#### STORED ROWS ####

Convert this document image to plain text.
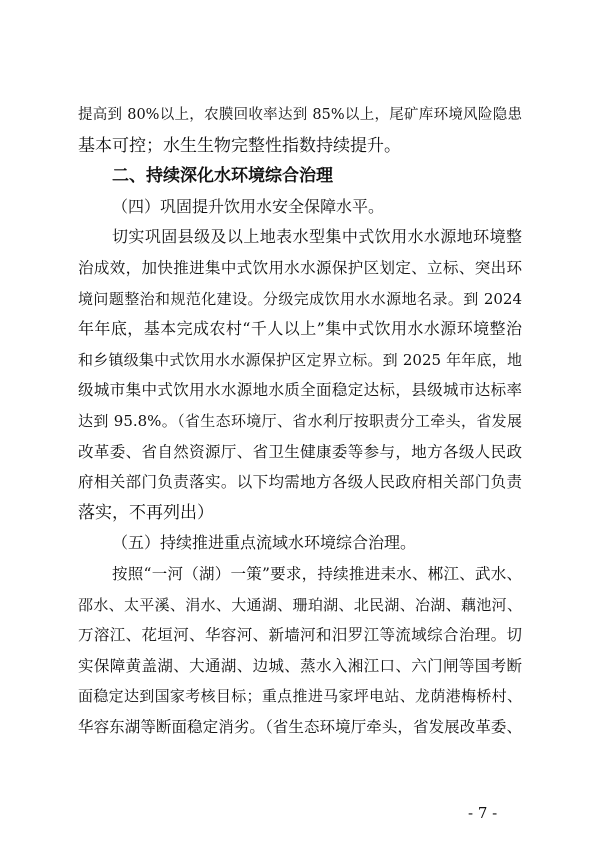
提高到 80%以上，农膜回收率达到 85%以上，尾矿库环境风险隐患
基本可控；水生生物完整性指数持续提升。
二、持续深化水环境综合治理
（四）巩固提升饮用水安全保障水平。
切实巩固县级及以上地表水型集中式饮用水水源地环境整
治成效，加快推进集中式饮用水水源保护区划定、立标、突出环
境问题整治和规范化建设。分级完成饮用水水源地名录。到 2024
年年底，基本完成农村“千人以上”集中式饮用水水源环境整治
和乡镇级集中式饮用水水源保护区定界立标。到 2025 年年底，地
级城市集中式饮用水水源地水质全面稳定达标，县级城市达标率
达到 95.8%。（省生态环境厅、省水利厅按职责分工牵头，省发展
改革委、省自然资源厅、省卫生健康委等参与，地方各级人民政
府相关部门负责落实。以下均需地方各级人民政府相关部门负责
落实，不再列出）
（五）持续推进重点流域水环境综合治理。
按照“一河（湖）一策”要求，持续推进耒水、郴江、武水、
邵水、太平溪、涓水、大通湖、珊珀湖、北民湖、冶湖、藕池河、
万溶江、花垣河、华容河、新墙河和汨罗江等流域综合治理。切
实保障黄盖湖、大通湖、边城、蒸水入湘江口、六门闸等国考断
面稳定达到国家考核目标；重点推进马家坪电站、龙荫港梅桥村、
华容东湖等断面稳定消劣。（省生态环境厅牵头，省发展改革委、
- 7 -
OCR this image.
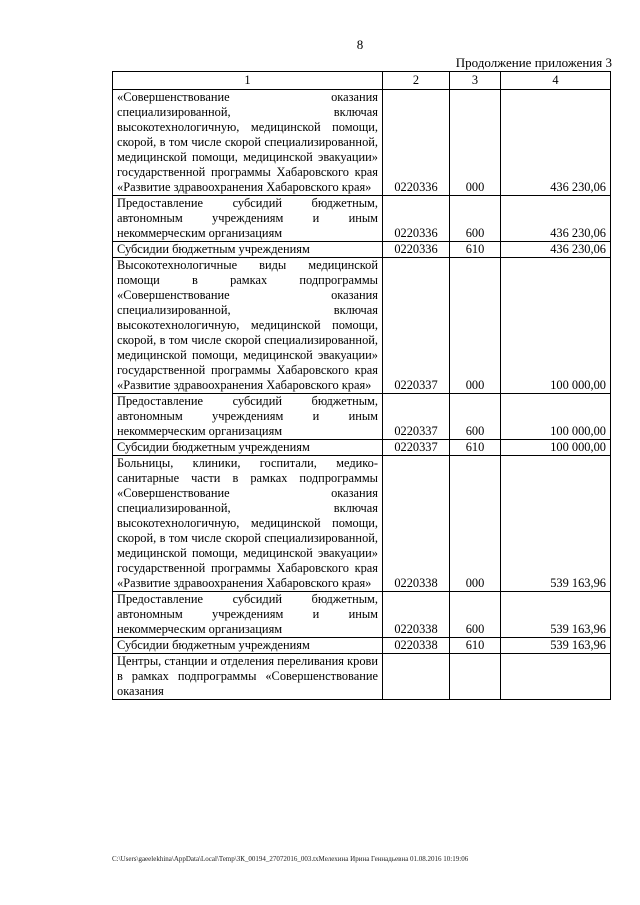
8
Продолжение приложения 3
1	2	3	4
«Совершенствование оказания специализированной, включая высокотехнологичную, медицинской помощи, скорой, в том числе скорой специализированной, медицинской помощи, медицинской эвакуации» государственной программы Хабаровского края «Развитие здравоохранения Хабаровского края»	0220336	000	436 230,06
Предоставление субсидий бюджетным, автономным учреждениям и иным некоммерческим организациям	0220336	600	436 230,06
Субсидии бюджетным учреждениям	0220336	610	436 230,06
Высокотехнологичные виды медицинской помощи в рамках подпрограммы «Совершенствование оказания специализированной, включая высокотехнологичную, медицинской помощи, скорой, в том числе скорой специализированной, медицинской помощи, медицинской эвакуации» государственной программы Хабаровского края «Развитие здравоохранения Хабаровского края»	0220337	000	100 000,00
Предоставление субсидий бюджетным, автономным учреждениям и иным некоммерческим организациям	0220337	600	100 000,00
Субсидии бюджетным учреждениям	0220337	610	100 000,00
Больницы, клиники, госпитали, медико-санитарные части в рамках подпрограммы «Совершенствование оказания специализированной, включая высокотехнологичную, медицинской помощи, скорой, в том числе скорой специализированной, медицинской помощи, медицинской эвакуации» государственной программы Хабаровского края «Развитие здравоохранения Хабаровского края»	0220338	000	539 163,96
Предоставление субсидий бюджетным, автономным учреждениям и иным некоммерческим организациям	0220338	600	539 163,96
Субсидии бюджетным учреждениям	0220338	610	539 163,96
Центры, станции и отделения переливания крови в рамках подпрограммы «Совершенствование оказания			
C:\Users\gaeelekhina\AppData\Local\Temp\ЗК_00194_27072016_003.txМелехина Ирина Геннадьевна 01.08.2016 10:19:06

####

[EXERCISE DIRECTIONS]
Extract each line from the entries above that contains the string "автономным".

[ANSWER TO THIS PROBLEM]
Предоставление субсидий бюджетным, автономным учреждениям и иным некоммерческим организациям	0220336	600	436 230,06
Предоставление субсидий бюджетным, автономным учреждениям и иным некоммерческим организациям	0220337	600	100 000,00
Предоставление субсидий бюджетным, автономным учреждениям и иным некоммерческим организациям	0220338	600	539 163,96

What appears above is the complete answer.